[The task]: Pick out every line of the material below that contains the string "header", and copy each one.

[Extracted entries]:
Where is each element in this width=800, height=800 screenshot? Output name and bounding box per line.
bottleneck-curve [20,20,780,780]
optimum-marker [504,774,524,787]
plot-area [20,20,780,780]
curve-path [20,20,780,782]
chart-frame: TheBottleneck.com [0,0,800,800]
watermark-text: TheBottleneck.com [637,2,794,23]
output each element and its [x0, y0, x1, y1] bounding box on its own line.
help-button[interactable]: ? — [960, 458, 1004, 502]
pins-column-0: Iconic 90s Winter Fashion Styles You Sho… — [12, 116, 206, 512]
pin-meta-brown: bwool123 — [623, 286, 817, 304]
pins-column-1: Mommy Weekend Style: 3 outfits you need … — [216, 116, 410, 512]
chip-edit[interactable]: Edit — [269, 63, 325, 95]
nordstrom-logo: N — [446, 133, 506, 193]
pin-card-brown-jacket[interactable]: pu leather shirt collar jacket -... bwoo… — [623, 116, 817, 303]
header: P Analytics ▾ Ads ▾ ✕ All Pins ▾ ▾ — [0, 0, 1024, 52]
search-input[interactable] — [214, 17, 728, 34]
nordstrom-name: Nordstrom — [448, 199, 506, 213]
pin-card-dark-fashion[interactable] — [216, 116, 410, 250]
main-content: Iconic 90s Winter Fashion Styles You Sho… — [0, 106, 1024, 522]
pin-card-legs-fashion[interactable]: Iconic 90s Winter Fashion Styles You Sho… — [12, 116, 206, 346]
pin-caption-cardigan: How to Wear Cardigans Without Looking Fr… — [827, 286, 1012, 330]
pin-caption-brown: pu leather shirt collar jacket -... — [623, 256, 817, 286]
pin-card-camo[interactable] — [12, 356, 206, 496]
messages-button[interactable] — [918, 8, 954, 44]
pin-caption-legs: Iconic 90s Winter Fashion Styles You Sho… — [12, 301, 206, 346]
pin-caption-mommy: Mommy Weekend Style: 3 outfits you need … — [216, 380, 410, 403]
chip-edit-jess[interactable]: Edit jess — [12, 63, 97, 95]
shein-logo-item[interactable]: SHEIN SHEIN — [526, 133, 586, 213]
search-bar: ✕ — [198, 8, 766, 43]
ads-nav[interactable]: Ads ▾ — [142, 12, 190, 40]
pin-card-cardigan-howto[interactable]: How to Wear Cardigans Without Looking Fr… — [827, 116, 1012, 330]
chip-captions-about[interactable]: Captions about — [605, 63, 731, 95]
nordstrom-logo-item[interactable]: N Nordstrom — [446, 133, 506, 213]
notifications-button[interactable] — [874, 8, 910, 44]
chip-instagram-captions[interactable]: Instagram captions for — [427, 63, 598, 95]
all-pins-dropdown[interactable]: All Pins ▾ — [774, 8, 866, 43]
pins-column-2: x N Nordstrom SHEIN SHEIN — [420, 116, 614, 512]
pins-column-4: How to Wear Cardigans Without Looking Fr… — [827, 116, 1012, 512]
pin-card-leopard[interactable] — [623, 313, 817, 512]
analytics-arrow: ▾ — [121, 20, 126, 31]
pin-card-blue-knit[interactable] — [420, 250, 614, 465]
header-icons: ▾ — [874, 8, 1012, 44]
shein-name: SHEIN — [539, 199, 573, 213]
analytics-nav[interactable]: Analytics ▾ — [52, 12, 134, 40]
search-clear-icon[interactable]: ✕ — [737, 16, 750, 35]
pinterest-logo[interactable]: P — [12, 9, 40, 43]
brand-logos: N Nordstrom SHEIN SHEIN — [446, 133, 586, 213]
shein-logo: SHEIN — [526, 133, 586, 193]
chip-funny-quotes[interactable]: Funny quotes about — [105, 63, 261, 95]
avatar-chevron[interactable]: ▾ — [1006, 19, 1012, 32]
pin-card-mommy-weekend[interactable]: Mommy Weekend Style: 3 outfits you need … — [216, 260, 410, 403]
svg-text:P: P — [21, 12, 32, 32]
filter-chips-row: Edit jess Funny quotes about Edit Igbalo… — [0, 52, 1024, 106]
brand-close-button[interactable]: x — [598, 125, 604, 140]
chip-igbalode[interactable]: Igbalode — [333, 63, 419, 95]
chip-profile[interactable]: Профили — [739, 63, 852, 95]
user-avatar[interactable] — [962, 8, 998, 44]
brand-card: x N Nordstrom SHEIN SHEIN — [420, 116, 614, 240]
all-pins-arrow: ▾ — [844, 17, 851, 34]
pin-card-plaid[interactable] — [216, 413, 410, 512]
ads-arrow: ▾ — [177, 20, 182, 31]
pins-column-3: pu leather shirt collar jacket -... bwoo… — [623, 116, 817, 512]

[Answer in full]:
header: P Analytics ▾ Ads ▾ ✕ All Pins ▾ ▾ — [0, 0, 1024, 52]
header-icons: ▾ — [874, 8, 1012, 44]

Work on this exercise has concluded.